**Dokument**
--------------------
Am Abend des 17.10.1981 regnete es in Dresden in Strömen. Ich hatte mir in den Kopf gesetzt, am 18.10.1981 die 44'er in Sangerhausen und Blankenheim zu besuchen. Der Wetterbericht verhieß auch für diesen Sonntag nichts Gutes, es war "länger anhaltender Regen" angesagt.
Trotzdem finde ich mich kurz vor 23:00 Uhr auf dem Bahnhof Dresden-Neustadt ein und besteige den D 450. Meine Stimmung lässt ob der an die Fensterscheiben trommelnden Tropfen stark zu wünschen übrig, zum Glück halten die Scheiben des DB-Bm 234 den Regenmassen stand und schön warm ist's im Abteil. So beschließe ich, in Leipzig Hbf nicht auszusteigen und weiter nach Erfurt zu fahren, wo mich die kantinenartige Mitropa-Selbstbedienungsgaststätte wenig einladend empfängt, sie wird nun für dreieinhalb Stunden mein Aufenthaltsort sein. So tue ich es den anderen hier herumlungernden Gestalten gleich und lege den Kopf auf den Tisch, um ein wenig zu schlafen, nur zuweilen unterbrochen von ein paar betrunkenen Schwadronierern. Irgendwann wird dann P 3224, welcher mich nach Sangerhausen bringen soll, kalt und dunkel an den Bahnsteig geschoben, nur langsam schafft es die 110'er während der Fahrt, ein wenig Wärme in die ziemlich leeren Wagen zu pumpen. Zu diesem Zeitpunkt möchte ich eigentlich nur noch umkehren ......


Sangerhausen empfängt mich mit Regen und gähnender Leere an diesem Sonntagmorgen. Müde trotte ich über den Bahnhof, der durch die Dämmerung in ein fahles Licht getaucht wird. Aber was steht denn da auf Gleis 8? 44 0789 vor einem Dg Richtung Nordhausen! Schnell vom Bahnsteig auf die Gleise gehüpft, um ein Bild zu machen, das sieht heute in diesem Nebel eh keiner...... Aber doch, von der nebenan stehenden 44 0225 ertönt ein "Na, na, das ist aber verboten!". Das Personal ist mir aber freundlich gesinnt, und nach Klärung meiner Identität - auch ein Eisenbahner - laden mich die zwei in die Kantine ein, wohin sie sich gerade zur Pause verdrücken wollten. Diese ist ja gleich neben den Gleisen, und so komme ich zu einem herrlich heißen Kaffee sowie zu belegten Brötchen.
--------------------
**Erfasste Angaben**

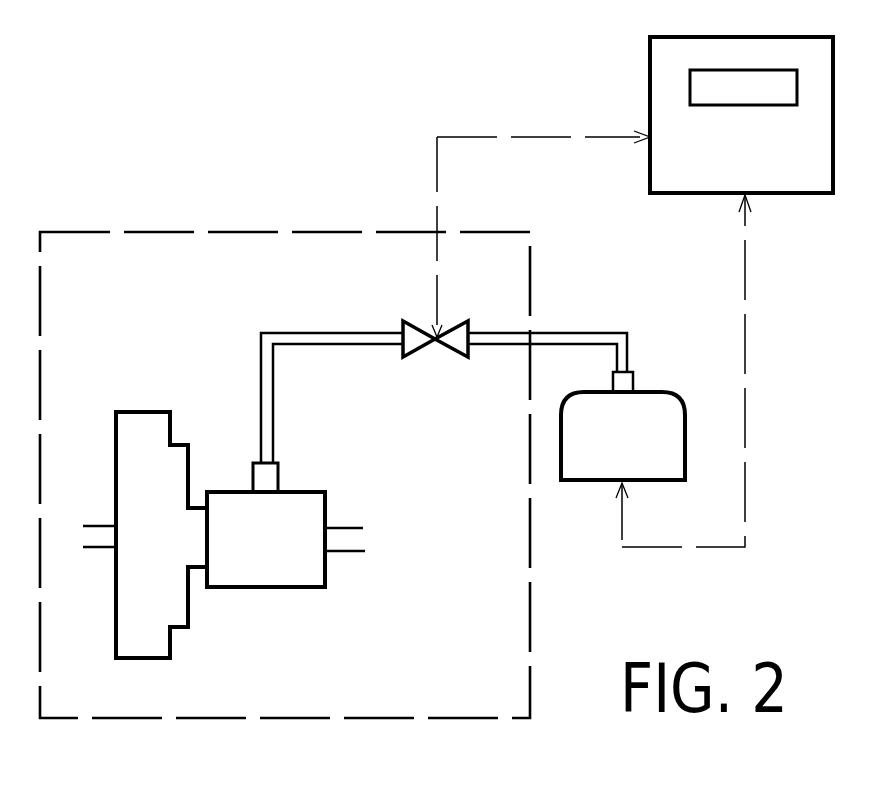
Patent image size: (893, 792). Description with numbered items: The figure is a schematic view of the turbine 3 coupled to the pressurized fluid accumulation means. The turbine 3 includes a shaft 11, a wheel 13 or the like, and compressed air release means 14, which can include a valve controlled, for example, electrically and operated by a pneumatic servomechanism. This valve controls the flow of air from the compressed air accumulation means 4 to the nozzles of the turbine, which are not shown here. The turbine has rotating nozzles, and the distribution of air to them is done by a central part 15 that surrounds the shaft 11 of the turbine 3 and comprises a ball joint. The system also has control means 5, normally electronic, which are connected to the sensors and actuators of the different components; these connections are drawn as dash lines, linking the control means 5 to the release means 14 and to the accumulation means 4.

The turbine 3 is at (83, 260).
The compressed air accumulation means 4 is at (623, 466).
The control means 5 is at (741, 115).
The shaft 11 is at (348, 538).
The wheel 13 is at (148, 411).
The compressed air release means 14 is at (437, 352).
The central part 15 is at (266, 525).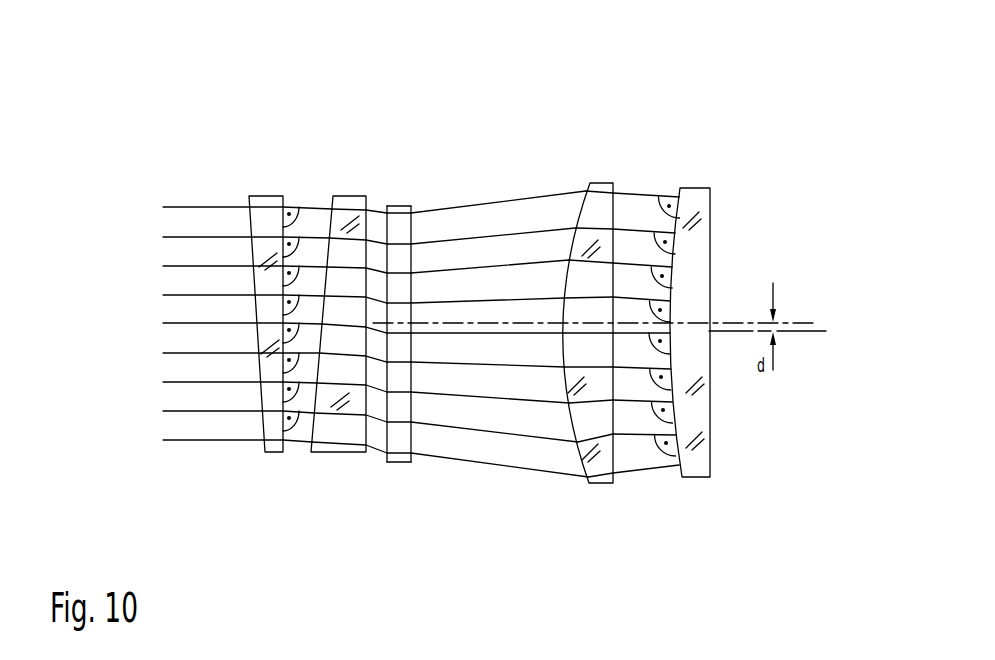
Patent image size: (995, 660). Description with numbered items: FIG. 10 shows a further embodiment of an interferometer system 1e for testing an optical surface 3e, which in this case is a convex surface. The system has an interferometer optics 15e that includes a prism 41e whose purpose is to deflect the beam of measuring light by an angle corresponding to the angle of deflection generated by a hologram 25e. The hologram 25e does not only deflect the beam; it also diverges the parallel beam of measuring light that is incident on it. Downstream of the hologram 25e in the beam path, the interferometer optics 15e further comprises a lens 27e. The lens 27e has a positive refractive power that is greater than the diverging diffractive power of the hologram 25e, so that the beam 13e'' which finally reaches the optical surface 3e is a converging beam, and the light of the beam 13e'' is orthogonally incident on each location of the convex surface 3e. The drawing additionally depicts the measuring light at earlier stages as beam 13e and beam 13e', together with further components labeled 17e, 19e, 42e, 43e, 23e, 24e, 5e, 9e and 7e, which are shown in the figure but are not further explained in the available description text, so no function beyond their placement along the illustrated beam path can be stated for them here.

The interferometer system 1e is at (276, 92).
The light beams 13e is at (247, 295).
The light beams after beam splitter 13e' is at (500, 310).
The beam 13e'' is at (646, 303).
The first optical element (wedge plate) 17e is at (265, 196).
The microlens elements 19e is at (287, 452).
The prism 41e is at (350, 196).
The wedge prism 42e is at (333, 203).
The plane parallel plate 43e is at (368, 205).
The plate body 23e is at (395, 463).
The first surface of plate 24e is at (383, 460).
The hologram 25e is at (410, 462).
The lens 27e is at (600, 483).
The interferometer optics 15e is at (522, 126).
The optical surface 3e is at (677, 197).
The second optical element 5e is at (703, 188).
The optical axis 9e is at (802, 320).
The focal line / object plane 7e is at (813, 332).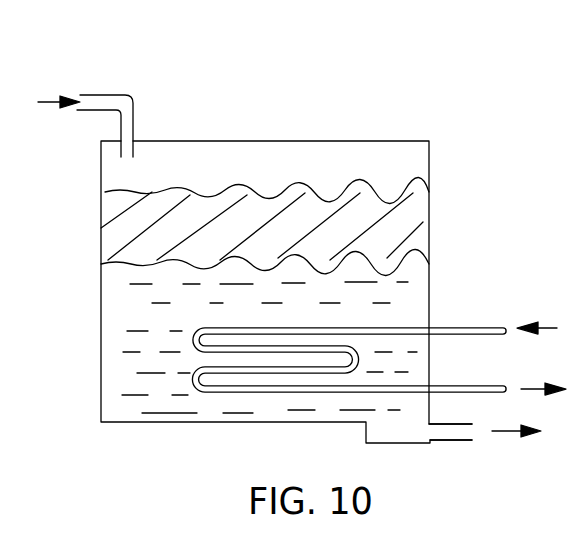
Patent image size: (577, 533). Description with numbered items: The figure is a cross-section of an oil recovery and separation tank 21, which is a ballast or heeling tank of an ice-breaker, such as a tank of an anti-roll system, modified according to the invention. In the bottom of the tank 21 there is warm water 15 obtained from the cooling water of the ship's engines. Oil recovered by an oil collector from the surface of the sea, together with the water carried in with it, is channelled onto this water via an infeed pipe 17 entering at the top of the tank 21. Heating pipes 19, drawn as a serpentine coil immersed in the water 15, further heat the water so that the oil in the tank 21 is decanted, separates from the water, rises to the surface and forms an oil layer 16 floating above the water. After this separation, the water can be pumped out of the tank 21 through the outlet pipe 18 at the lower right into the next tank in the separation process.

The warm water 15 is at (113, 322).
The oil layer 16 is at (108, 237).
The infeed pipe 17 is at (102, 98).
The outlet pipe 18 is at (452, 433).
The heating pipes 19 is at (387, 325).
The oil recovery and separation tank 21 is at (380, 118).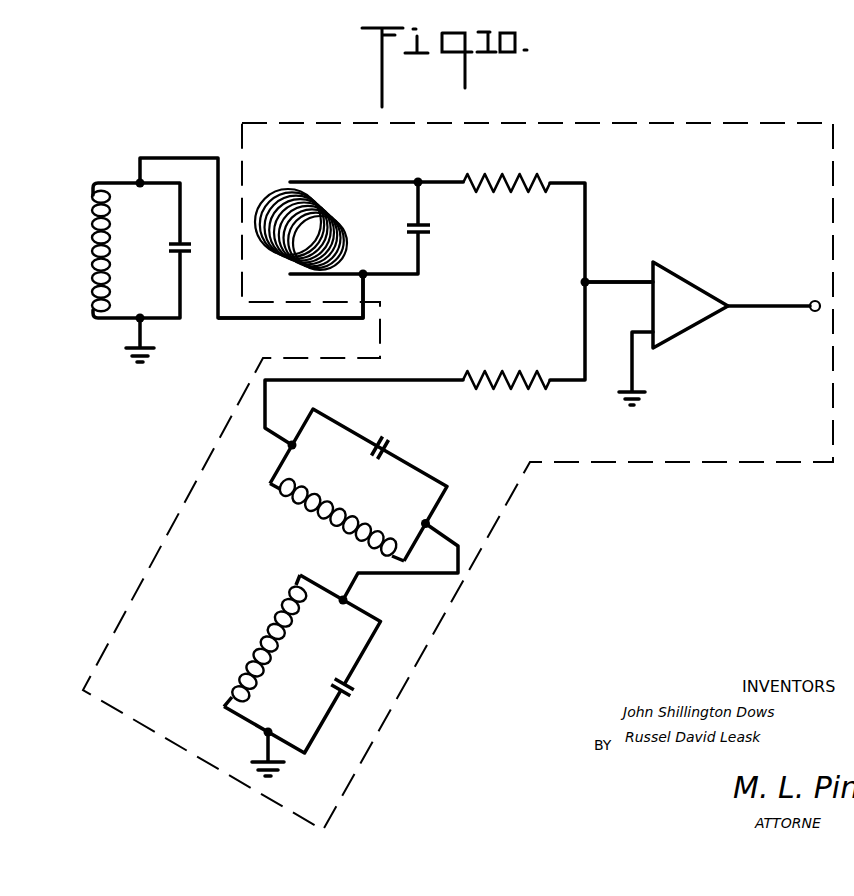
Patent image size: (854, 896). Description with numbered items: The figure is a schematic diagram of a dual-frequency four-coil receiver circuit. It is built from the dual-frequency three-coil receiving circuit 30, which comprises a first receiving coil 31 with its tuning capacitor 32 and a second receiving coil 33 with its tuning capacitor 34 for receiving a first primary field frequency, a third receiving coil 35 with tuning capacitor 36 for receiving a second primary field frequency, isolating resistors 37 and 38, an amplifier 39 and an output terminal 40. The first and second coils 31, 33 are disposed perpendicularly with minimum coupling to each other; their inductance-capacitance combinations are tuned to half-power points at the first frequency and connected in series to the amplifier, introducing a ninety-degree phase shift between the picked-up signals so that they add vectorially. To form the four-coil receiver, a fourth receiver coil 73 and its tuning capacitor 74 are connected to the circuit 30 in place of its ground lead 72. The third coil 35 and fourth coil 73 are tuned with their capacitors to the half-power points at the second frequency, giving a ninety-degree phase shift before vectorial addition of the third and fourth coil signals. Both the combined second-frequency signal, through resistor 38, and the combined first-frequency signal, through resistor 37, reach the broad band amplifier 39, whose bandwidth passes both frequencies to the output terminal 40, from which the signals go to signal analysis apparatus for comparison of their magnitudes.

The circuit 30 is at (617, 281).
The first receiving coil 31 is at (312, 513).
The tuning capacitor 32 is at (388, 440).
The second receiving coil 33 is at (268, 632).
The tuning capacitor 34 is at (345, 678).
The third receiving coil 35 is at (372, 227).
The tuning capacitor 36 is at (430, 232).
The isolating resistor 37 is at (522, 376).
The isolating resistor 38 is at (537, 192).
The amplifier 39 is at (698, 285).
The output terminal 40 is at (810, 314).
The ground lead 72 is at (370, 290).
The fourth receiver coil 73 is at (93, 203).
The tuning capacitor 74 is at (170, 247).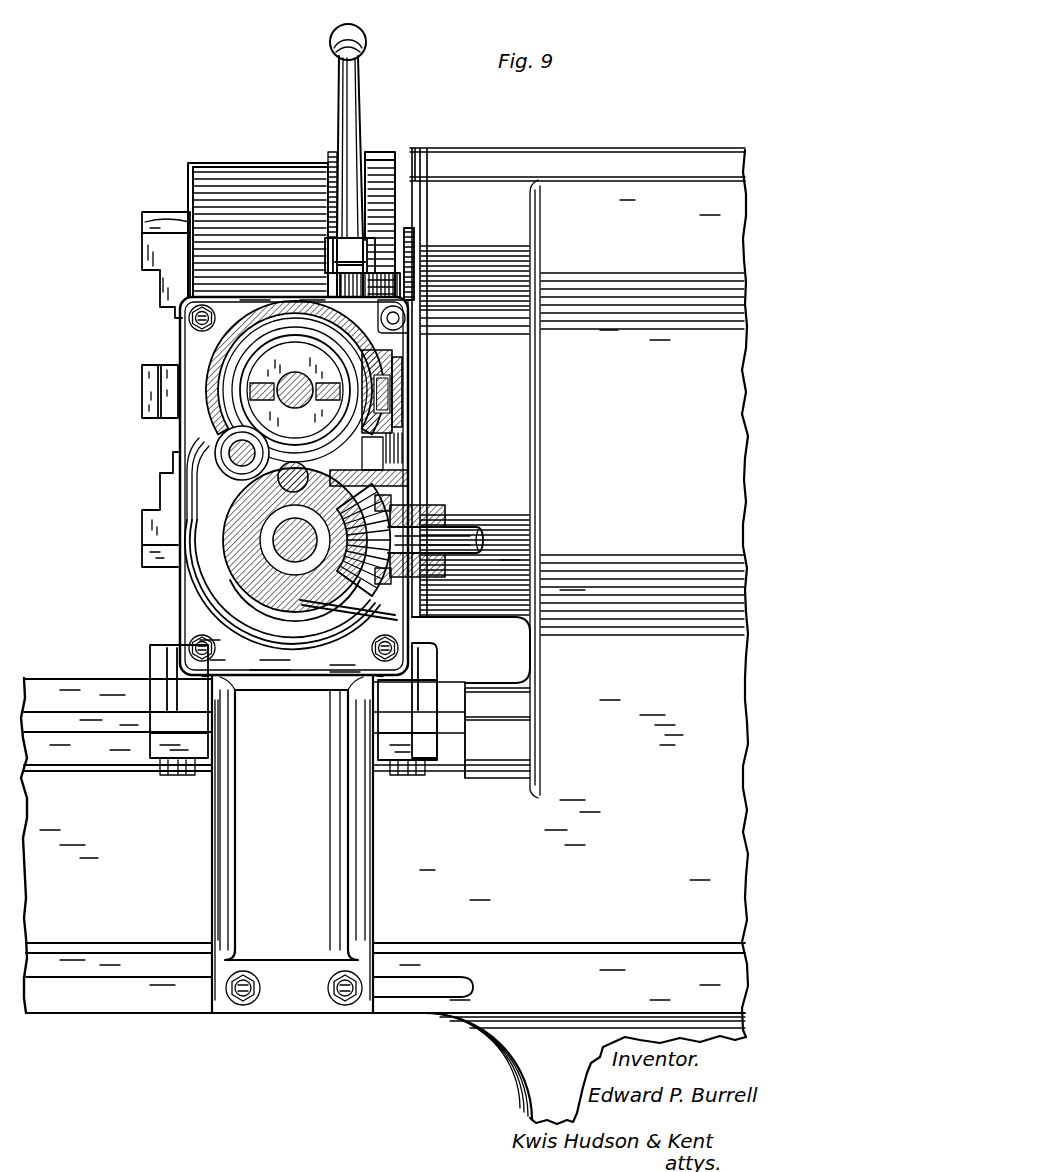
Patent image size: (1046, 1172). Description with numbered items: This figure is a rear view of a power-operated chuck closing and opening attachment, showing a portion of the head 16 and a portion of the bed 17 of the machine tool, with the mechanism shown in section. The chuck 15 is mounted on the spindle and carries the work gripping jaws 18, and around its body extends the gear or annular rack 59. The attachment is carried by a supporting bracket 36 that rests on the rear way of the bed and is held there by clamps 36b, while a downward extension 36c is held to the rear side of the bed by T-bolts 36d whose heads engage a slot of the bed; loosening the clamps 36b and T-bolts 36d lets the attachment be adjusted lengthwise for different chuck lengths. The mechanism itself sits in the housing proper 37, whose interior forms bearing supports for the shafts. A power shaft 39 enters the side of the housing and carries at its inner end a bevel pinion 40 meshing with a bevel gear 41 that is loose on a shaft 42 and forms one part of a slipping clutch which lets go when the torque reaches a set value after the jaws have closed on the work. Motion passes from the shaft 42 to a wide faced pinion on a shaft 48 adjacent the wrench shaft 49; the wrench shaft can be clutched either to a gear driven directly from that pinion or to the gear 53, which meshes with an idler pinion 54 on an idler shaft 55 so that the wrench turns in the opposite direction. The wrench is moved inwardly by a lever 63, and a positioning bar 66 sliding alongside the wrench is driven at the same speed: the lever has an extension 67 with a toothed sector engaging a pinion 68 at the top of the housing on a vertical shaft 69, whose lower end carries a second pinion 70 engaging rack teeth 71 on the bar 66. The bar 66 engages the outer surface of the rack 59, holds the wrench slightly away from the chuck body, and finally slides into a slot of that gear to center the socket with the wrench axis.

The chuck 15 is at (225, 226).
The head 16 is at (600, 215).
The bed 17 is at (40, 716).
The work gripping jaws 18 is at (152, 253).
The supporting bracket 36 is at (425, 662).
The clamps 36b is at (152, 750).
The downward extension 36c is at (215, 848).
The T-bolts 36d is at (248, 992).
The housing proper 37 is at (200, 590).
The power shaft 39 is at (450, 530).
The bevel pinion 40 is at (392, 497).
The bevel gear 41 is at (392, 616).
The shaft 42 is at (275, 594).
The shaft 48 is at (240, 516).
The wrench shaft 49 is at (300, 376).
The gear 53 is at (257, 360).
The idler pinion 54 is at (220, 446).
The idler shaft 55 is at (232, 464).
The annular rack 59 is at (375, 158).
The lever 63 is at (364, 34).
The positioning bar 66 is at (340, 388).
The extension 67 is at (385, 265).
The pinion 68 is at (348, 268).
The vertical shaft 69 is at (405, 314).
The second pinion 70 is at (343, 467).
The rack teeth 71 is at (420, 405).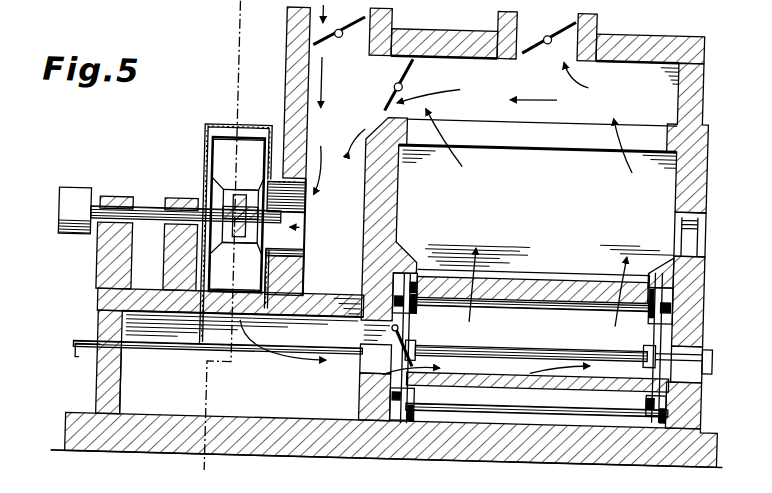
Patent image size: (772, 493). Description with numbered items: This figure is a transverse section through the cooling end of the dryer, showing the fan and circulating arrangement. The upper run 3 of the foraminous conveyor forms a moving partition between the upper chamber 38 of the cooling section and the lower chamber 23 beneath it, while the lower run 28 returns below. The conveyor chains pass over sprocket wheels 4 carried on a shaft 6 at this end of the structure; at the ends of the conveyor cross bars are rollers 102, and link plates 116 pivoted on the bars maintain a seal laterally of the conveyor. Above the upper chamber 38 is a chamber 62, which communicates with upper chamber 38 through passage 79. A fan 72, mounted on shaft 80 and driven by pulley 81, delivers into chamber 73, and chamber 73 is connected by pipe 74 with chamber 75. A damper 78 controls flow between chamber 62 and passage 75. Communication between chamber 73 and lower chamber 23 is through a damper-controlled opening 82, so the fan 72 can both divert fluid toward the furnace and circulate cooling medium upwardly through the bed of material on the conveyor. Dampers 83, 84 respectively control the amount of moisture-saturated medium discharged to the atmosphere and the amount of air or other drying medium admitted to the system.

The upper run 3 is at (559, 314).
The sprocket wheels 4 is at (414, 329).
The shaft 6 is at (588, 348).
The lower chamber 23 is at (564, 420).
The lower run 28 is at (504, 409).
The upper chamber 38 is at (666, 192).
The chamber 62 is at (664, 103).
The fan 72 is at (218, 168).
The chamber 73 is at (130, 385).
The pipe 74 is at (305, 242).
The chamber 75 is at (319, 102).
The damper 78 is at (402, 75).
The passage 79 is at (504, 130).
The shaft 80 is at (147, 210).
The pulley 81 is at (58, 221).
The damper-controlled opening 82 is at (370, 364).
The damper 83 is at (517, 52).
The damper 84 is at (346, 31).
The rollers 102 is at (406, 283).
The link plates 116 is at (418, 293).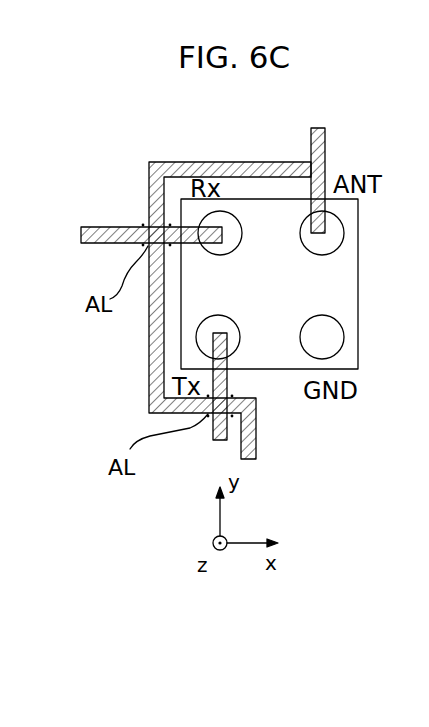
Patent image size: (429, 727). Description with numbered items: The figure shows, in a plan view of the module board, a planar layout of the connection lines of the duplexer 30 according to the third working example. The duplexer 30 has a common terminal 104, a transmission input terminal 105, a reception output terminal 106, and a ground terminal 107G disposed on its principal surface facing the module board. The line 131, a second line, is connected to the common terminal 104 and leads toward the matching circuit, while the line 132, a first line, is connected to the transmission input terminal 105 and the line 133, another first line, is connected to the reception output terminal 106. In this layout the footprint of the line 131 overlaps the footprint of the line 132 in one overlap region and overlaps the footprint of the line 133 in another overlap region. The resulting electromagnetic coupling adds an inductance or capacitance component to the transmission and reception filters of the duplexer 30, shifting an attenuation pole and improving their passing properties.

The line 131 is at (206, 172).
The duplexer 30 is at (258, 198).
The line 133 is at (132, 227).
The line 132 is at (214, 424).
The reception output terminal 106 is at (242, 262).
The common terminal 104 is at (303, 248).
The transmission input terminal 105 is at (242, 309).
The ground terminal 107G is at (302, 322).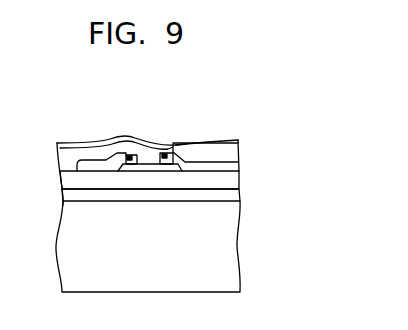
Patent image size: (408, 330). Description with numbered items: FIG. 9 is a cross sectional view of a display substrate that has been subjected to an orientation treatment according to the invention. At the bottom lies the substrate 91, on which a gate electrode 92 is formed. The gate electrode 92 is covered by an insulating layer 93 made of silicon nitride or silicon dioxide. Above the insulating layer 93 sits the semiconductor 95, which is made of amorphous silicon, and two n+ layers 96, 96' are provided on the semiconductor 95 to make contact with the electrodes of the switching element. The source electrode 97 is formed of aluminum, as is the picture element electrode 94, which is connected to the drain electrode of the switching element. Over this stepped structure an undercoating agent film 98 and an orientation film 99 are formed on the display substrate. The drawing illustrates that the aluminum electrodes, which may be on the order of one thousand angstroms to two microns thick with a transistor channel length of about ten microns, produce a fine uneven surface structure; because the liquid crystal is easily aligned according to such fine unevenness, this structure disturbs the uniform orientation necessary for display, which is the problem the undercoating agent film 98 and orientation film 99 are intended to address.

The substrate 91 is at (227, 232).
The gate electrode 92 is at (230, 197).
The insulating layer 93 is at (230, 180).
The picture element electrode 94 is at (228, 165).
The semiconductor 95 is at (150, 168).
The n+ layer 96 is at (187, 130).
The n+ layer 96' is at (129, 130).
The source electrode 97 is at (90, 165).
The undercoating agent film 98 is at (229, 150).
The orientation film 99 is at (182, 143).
--------------------
**Gestellte Aufgaben**
- 1) Nennen Sie alle Städte, die im Reisebericht über die Fahrt zu den 44ern in Sangerhausen vorkommen, jede nur einmal.
- 2) Beantworten Sie anhand des Reiseberichts über die Fahrt zu den 44ern in Sangerhausen die folgenden Fragen:
(a) Welcher Zug fuhr kurz vor 23:00 Uhr ab Dresden-Neustadt?
(b) Wie lange dauerte der Aufenthalt in der Mitropa-Selbstbedienungsgaststätte in Erfurt?
(c) Welche Lok stand in Sangerhausen auf Gleis 8 vor einem Dg Richtung Nordhausen?
- 3) Schreiben Sie den Reisebericht über die Fahrt zu den 44ern in Sangerhausen im Anschluss an dessen letzten Satz weiter.

**Antworten je Aufgabe**
- 1) Dresden, Sangerhausen, Blankenheim, Leipzig, Erfurt, Nordhausen

- 2)
(a) Der D 450.
(b) Dreieinhalb Stunden.
(c) Die 44 0789.

- 3)
Ein interessantes Gespräch mit den beiden "Schwarzen" beginnt, in dessem Verlauf ich eingeladen werde, doch auf der Lok nach Niederröblingen mitzufahren. Bei diesem Wetter eine wunderbare Lösung! Also, mit 44 0225 auf nach Niederröblingen!

44 0789 mit Dg nach Nordhausen in Sangerhausen

44 0225 mit 58702 in Niederröblingen
44 0225 beim Umsetzen in Niederröblingen 44 0225 mit Gag 57413 in Niederröblingen

44 0225 obliegt an diesem Tag der Kupfererz-Pendelverkehr zwischen Niederröblingen und Helbra. Diese knapp 1000 Tonnen schweren Ganzzüge sind mehrmals täglich über die Blankenheimer Steige zu fahren, die geleerten Wagen dann in der Gegenrichtung. So ist man nun mit 58702 in Niederröblingen angekommen (rechts oben) und setzt sofort an die Spitze des beladenen Gag 57413. Während der Zugfertigstellung sorgt das Personal mit einem heißen Wasserstrahl für saubere Radreifen, ein Muß bei diesem Schmuddelwetter, um Sand zu sparen und in der Steigung nicht liegenzubleiben.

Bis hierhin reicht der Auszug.